┌────────

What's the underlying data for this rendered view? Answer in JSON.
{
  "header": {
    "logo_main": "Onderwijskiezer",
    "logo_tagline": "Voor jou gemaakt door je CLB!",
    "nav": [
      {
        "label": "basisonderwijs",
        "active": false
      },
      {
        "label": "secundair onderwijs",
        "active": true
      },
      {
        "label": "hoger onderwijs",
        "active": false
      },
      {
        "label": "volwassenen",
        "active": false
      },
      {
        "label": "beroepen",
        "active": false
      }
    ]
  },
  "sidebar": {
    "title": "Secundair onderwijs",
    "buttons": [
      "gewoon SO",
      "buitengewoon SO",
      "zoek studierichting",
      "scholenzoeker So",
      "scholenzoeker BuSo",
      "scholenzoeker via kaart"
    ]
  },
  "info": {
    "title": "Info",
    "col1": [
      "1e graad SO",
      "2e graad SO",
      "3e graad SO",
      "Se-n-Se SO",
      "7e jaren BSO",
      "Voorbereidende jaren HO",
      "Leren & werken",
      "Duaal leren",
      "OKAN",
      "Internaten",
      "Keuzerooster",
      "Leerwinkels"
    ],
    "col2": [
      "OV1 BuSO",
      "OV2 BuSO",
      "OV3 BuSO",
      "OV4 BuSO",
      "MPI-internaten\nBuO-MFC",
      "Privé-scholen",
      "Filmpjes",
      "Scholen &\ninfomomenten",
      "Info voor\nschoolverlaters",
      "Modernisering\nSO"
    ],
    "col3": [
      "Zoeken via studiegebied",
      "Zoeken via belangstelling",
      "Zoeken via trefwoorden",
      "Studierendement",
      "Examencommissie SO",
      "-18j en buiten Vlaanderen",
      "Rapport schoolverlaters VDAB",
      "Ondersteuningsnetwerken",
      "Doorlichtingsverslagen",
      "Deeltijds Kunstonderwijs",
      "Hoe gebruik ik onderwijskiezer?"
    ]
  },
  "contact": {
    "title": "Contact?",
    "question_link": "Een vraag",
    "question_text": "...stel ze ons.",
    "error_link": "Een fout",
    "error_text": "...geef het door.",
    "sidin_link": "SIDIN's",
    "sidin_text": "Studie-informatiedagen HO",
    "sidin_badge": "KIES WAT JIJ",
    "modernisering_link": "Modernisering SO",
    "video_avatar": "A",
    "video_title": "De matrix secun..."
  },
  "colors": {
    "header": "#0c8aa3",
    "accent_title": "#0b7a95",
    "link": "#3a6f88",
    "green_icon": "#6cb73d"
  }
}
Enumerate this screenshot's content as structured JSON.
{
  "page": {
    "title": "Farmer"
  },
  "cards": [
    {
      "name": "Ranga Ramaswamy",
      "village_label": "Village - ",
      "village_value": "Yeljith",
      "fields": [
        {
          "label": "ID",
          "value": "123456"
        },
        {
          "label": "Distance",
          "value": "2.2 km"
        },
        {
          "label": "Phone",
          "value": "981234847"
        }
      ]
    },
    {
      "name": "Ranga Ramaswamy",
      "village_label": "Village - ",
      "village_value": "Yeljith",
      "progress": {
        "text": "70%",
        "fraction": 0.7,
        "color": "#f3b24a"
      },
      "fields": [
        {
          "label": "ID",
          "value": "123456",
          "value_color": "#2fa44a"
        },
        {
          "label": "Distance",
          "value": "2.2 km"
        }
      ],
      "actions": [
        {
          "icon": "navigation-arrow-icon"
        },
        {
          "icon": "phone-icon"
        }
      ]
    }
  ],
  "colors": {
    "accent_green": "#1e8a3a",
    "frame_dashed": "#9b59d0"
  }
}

└────────

[Problem description]:
Return every record above exactly as it appears.

[Exercise response]:
What's the underlying data for this rendered view? Answer in JSON.
{
  "header": {
    "logo_main": "Onderwijskiezer",
    "logo_tagline": "Voor jou gemaakt door je CLB!",
    "nav": [
      {
        "label": "basisonderwijs",
        "active": false
      },
      {
        "label": "secundair onderwijs",
        "active": true
      },
      {
        "label": "hoger onderwijs",
        "active": false
      },
      {
        "label": "volwassenen",
        "active": false
      },
      {
        "label": "beroepen",
        "active": false
      }
    ]
  },
  "sidebar": {
    "title": "Secundair onderwijs",
    "buttons": [
      "gewoon SO",
      "buitengewoon SO",
      "zoek studierichting",
      "scholenzoeker So",
      "scholenzoeker BuSo",
      "scholenzoeker via kaart"
    ]
  },
  "info": {
    "title": "Info",
    "col1": [
      "1e graad SO",
      "2e graad SO",
      "3e graad SO",
      "Se-n-Se SO",
      "7e jaren BSO",
      "Voorbereidende jaren HO",
      "Leren & werken",
      "Duaal leren",
      "OKAN",
      "Internaten",
      "Keuzerooster",
      "Leerwinkels"
    ],
    "col2": [
      "OV1 BuSO",
      "OV2 BuSO",
      "OV3 BuSO",
      "OV4 BuSO",
      "MPI-internaten\nBuO-MFC",
      "Privé-scholen",
      "Filmpjes",
      "Scholen &\ninfomomenten",
      "Info voor\nschoolverlaters",
      "Modernisering\nSO"
    ],
    "col3": [
      "Zoeken via studiegebied",
      "Zoeken via belangstelling",
      "Zoeken via trefwoorden",
      "Studierendement",
      "Examencommissie SO",
      "-18j en buiten Vlaanderen",
      "Rapport schoolverlaters VDAB",
      "Ondersteuningsnetwerken",
      "Doorlichtingsverslagen",
      "Deeltijds Kunstonderwijs",
      "Hoe gebruik ik onderwijskiezer?"
    ]
  },
  "contact": {
    "title": "Contact?",
    "question_link": "Een vraag",
    "question_text": "...stel ze ons.",
    "error_link": "Een fout",
    "error_text": "...geef het door.",
    "sidin_link": "SIDIN's",
    "sidin_text": "Studie-informatiedagen HO",
    "sidin_badge": "KIES WAT JIJ",
    "modernisering_link": "Modernisering SO",
    "video_avatar": "A",
    "video_title": "De matrix secun..."
  },
  "colors": {
    "header": "#0c8aa3",
    "accent_title": "#0b7a95",
    "link": "#3a6f88",
    "green_icon": "#6cb73d"
  }
}
Enumerate this screenshot's content as structured JSON.
{
  "page": {
    "title": "Farmer"
  },
  "cards": [
    {
      "name": "Ranga Ramaswamy",
      "village_label": "Village - ",
      "village_value": "Yeljith",
      "fields": [
        {
          "label": "ID",
          "value": "123456"
        },
        {
          "label": "Distance",
          "value": "2.2 km"
        },
        {
          "label": "Phone",
          "value": "981234847"
        }
      ]
    },
    {
      "name": "Ranga Ramaswamy",
      "village_label": "Village - ",
      "village_value": "Yeljith",
      "progress": {
        "text": "70%",
        "fraction": 0.7,
        "color": "#f3b24a"
      },
      "fields": [
        {
          "label": "ID",
          "value": "123456",
          "value_color": "#2fa44a"
        },
        {
          "label": "Distance",
          "value": "2.2 km"
        }
      ],
      "actions": [
        {
          "icon": "navigation-arrow-icon"
        },
        {
          "icon": "phone-icon"
        }
      ]
    }
  ],
  "colors": {
    "accent_green": "#1e8a3a",
    "frame_dashed": "#9b59d0"
  }
}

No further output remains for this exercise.